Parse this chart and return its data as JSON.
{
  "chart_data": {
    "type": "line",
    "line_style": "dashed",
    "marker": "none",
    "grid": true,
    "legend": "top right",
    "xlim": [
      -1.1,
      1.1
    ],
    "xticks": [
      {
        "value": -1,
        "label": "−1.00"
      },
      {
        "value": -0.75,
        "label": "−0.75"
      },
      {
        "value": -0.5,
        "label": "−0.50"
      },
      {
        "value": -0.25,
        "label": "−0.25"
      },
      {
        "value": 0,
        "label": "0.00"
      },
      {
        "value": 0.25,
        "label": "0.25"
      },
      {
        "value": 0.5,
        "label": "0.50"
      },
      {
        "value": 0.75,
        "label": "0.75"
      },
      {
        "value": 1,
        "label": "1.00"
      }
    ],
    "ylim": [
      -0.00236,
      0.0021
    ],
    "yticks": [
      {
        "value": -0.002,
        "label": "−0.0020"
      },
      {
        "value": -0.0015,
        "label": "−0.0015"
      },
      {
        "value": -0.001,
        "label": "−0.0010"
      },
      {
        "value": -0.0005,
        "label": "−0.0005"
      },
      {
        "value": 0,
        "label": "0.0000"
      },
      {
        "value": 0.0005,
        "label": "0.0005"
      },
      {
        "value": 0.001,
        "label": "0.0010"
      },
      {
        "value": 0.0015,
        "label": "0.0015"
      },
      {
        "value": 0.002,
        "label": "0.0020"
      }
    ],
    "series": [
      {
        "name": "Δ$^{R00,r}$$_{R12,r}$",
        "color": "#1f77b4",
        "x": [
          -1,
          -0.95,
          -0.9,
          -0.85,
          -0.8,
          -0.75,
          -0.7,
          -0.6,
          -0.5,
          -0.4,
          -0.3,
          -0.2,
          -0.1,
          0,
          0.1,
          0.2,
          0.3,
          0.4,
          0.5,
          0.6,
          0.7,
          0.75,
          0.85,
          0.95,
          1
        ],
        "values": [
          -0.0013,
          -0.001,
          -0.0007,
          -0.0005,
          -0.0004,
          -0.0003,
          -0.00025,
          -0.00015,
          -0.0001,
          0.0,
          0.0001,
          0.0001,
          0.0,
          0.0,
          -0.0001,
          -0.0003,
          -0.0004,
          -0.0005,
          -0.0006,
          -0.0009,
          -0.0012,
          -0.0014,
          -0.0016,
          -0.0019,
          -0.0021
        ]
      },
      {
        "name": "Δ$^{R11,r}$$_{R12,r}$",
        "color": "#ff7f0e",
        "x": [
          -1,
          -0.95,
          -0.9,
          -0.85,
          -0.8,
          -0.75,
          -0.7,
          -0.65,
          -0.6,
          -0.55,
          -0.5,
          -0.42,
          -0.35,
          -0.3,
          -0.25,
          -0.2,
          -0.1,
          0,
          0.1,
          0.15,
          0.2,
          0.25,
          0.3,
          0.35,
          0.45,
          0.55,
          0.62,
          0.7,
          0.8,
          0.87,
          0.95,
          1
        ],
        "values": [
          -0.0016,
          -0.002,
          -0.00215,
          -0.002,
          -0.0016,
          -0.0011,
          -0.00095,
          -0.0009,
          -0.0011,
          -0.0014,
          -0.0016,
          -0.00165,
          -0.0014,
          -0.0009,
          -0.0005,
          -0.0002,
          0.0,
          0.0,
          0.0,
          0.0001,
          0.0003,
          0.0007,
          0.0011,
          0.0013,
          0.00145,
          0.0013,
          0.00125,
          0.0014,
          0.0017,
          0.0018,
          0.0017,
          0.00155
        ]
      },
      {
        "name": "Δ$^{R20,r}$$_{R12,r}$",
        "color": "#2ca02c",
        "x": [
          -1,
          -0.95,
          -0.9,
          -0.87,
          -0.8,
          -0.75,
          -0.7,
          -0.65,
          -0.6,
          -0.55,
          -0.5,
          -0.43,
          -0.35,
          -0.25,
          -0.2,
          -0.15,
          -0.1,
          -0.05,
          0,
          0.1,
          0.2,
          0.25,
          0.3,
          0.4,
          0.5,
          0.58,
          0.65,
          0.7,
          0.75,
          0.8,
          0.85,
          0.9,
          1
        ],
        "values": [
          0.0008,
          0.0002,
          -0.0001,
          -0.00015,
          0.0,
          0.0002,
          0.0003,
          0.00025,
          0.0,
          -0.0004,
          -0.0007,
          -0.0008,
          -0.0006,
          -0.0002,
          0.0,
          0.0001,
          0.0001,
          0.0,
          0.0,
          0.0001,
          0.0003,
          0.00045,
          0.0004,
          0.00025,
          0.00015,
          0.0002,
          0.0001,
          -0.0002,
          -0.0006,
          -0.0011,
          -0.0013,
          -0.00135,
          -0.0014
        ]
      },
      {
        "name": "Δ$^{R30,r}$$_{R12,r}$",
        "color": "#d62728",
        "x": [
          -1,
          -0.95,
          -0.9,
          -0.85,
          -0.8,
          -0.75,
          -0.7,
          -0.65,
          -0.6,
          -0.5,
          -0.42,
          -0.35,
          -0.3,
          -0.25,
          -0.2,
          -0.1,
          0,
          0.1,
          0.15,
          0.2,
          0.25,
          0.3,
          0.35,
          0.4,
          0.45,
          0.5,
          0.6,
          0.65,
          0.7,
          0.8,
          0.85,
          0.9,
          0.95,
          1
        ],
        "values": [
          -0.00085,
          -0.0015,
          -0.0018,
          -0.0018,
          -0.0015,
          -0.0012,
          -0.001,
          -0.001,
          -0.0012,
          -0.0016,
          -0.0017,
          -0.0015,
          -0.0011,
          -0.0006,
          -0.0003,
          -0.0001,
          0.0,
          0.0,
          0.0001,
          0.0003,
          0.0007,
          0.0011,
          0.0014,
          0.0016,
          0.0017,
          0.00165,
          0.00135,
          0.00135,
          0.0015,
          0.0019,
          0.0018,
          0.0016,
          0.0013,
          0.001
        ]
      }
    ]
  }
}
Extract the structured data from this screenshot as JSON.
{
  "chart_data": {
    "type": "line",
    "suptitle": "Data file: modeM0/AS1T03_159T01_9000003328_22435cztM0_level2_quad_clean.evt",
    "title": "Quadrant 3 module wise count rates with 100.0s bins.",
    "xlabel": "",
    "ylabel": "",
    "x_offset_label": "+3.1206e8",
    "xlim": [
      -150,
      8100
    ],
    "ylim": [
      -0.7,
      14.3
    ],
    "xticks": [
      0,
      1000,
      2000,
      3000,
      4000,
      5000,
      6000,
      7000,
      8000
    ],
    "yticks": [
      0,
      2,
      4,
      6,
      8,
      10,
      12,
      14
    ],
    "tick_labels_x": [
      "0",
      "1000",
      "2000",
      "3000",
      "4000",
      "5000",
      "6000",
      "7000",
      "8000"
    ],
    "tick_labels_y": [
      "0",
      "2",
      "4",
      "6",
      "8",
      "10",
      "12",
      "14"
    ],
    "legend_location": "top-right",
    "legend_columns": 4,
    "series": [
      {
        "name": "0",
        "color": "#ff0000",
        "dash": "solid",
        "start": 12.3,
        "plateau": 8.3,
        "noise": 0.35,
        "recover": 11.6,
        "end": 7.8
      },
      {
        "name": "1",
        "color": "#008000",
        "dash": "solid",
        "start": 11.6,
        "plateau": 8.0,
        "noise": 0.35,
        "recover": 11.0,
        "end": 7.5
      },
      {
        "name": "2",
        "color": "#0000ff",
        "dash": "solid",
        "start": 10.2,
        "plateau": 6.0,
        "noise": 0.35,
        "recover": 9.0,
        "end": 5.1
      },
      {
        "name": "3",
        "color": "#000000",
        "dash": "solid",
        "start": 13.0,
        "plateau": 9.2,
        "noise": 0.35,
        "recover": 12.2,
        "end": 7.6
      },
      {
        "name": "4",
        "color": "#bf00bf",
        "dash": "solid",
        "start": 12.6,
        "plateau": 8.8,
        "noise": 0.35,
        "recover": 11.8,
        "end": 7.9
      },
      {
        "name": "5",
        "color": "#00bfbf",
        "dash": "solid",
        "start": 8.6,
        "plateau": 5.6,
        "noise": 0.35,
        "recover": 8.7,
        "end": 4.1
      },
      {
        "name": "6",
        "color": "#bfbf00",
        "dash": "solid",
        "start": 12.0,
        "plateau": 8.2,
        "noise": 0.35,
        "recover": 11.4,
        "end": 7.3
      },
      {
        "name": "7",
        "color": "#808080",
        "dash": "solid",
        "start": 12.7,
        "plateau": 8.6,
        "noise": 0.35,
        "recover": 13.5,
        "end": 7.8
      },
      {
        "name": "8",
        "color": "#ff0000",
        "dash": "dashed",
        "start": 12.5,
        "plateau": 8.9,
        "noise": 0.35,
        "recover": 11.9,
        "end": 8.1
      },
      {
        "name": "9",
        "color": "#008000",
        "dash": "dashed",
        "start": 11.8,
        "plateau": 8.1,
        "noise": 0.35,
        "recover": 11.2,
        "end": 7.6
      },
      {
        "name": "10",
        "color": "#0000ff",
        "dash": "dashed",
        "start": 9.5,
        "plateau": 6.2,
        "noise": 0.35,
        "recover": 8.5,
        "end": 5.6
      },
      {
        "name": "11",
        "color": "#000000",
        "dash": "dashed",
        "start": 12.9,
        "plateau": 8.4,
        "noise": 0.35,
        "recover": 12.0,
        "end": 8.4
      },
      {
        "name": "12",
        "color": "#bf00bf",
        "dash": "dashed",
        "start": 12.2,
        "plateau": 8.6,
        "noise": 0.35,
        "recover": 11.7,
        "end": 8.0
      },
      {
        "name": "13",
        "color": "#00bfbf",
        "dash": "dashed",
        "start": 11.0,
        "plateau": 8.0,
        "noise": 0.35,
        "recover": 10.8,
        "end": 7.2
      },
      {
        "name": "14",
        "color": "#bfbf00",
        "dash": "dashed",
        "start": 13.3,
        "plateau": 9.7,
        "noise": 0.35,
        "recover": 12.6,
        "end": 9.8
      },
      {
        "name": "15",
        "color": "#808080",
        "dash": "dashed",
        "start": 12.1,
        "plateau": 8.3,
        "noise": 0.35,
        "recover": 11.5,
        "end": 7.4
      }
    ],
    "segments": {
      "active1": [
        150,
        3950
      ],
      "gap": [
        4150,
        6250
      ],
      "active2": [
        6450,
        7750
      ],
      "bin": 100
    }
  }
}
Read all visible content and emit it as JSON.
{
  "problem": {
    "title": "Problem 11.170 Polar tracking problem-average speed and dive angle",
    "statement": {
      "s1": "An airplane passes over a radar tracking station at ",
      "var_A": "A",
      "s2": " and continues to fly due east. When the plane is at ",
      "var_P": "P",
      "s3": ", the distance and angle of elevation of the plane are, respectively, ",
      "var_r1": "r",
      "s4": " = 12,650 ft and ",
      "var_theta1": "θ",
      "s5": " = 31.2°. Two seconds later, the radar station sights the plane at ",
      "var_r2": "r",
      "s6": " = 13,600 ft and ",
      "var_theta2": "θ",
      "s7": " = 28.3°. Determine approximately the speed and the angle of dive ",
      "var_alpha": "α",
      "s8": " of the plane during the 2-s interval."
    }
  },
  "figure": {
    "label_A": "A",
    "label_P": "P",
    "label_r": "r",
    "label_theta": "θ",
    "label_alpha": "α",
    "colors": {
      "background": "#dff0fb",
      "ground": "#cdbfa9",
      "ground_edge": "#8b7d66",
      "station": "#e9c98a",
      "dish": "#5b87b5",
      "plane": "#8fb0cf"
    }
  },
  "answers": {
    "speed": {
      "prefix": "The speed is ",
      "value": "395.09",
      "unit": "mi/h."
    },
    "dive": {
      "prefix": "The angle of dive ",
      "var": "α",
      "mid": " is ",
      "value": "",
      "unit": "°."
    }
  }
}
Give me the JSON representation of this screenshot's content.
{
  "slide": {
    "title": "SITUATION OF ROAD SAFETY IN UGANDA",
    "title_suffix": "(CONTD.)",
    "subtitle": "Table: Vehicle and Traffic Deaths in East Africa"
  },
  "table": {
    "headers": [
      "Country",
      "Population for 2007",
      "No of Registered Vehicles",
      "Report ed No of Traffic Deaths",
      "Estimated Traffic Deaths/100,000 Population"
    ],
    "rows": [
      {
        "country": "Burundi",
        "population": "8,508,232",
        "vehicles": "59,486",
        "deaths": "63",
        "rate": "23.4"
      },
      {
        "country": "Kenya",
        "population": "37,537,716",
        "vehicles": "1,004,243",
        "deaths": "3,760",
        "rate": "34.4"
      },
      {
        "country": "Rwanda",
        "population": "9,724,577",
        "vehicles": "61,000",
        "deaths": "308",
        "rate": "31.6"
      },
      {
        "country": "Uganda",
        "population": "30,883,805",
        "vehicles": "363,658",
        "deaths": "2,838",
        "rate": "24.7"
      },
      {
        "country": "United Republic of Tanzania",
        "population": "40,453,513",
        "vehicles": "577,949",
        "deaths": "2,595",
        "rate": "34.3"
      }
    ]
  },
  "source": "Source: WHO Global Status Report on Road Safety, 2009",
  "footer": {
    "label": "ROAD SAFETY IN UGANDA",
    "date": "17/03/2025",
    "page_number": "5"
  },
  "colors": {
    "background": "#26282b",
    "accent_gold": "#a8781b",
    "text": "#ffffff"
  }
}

____________________

**Work to be completed**
Starting at the line that contains "Give me the", retype each line through the end of the listing above and nothing else.

**Worked solution**
Give me the JSON representation of this screenshot's content.
{
  "slide": {
    "title": "SITUATION OF ROAD SAFETY IN UGANDA",
    "title_suffix": "(CONTD.)",
    "subtitle": "Table: Vehicle and Traffic Deaths in East Africa"
  },
  "table": {
    "headers": [
      "Country",
      "Population for 2007",
      "No of Registered Vehicles",
      "Report ed No of Traffic Deaths",
      "Estimated Traffic Deaths/100,000 Population"
    ],
    "rows": [
      {
        "country": "Burundi",
        "population": "8,508,232",
        "vehicles": "59,486",
        "deaths": "63",
        "rate": "23.4"
      },
      {
        "country": "Kenya",
        "population": "37,537,716",
        "vehicles": "1,004,243",
        "deaths": "3,760",
        "rate": "34.4"
      },
      {
        "country": "Rwanda",
        "population": "9,724,577",
        "vehicles": "61,000",
        "deaths": "308",
        "rate": "31.6"
      },
      {
        "country": "Uganda",
        "population": "30,883,805",
        "vehicles": "363,658",
        "deaths": "2,838",
        "rate": "24.7"
      },
      {
        "country": "United Republic of Tanzania",
        "population": "40,453,513",
        "vehicles": "577,949",
        "deaths": "2,595",
        "rate": "34.3"
      }
    ]
  },
  "source": "Source: WHO Global Status Report on Road Safety, 2009",
  "footer": {
    "label": "ROAD SAFETY IN UGANDA",
    "date": "17/03/2025",
    "page_number": "5"
  },
  "colors": {
    "background": "#26282b",
    "accent_gold": "#a8781b",
    "text": "#ffffff"
  }
}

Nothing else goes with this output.